▶ _Short problem_: Set down, without alteration, the lines from the one that contains "OCR this image." through the final line of the material below.

Saved entries
┌──
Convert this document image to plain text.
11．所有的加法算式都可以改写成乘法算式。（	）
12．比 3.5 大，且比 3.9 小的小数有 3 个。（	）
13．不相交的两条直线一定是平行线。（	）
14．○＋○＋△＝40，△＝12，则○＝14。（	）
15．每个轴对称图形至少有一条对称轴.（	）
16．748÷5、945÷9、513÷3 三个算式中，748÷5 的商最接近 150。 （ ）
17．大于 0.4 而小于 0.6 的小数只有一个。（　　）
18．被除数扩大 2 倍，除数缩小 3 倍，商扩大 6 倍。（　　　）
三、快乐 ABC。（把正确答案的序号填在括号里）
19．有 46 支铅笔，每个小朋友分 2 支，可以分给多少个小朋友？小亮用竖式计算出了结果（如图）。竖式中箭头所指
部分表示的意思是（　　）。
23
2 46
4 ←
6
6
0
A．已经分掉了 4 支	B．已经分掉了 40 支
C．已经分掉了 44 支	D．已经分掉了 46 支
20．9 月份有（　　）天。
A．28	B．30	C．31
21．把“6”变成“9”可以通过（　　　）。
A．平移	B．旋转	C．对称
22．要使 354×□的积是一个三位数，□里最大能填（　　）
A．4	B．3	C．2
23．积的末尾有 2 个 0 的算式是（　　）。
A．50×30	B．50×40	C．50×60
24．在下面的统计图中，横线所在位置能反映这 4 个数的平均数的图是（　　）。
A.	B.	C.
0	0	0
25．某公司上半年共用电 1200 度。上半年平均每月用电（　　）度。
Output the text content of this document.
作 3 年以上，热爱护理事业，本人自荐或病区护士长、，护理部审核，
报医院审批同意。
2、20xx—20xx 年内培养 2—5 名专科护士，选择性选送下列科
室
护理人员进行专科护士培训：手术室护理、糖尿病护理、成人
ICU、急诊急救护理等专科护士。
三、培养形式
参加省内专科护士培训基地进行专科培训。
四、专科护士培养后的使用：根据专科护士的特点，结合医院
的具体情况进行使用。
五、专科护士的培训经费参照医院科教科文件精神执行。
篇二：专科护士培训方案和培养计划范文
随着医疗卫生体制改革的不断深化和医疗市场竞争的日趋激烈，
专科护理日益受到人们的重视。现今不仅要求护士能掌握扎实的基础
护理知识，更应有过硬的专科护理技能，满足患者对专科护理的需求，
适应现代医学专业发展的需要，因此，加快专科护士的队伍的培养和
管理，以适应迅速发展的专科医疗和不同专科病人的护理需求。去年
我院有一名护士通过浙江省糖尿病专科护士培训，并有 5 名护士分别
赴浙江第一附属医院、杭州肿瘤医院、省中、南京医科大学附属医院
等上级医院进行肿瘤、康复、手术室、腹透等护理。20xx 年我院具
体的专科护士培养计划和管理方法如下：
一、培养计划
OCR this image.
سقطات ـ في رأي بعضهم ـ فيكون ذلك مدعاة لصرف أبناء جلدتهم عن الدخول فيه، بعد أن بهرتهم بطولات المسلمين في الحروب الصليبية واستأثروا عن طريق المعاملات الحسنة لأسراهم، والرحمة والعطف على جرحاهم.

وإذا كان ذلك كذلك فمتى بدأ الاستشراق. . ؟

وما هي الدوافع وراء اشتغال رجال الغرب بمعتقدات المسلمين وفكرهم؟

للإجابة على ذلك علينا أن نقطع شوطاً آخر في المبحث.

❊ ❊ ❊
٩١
└──
▶ _Final result_:
OCR this image.
سقطات ـ في رأي بعضهم ـ فيكون ذلك مدعاة لصرف أبناء جلدتهم عن الدخول فيه، بعد أن بهرتهم بطولات المسلمين في الحروب الصليبية واستأثروا عن طريق المعاملات الحسنة لأسراهم، والرحمة والعطف على جرحاهم.

وإذا كان ذلك كذلك فمتى بدأ الاستشراق. . ؟

وما هي الدوافع وراء اشتغال رجال الغرب بمعتقدات المسلمين وفكرهم؟

للإجابة على ذلك علينا أن نقطع شوطاً آخر في المبحث.

❊ ❊ ❊
٩١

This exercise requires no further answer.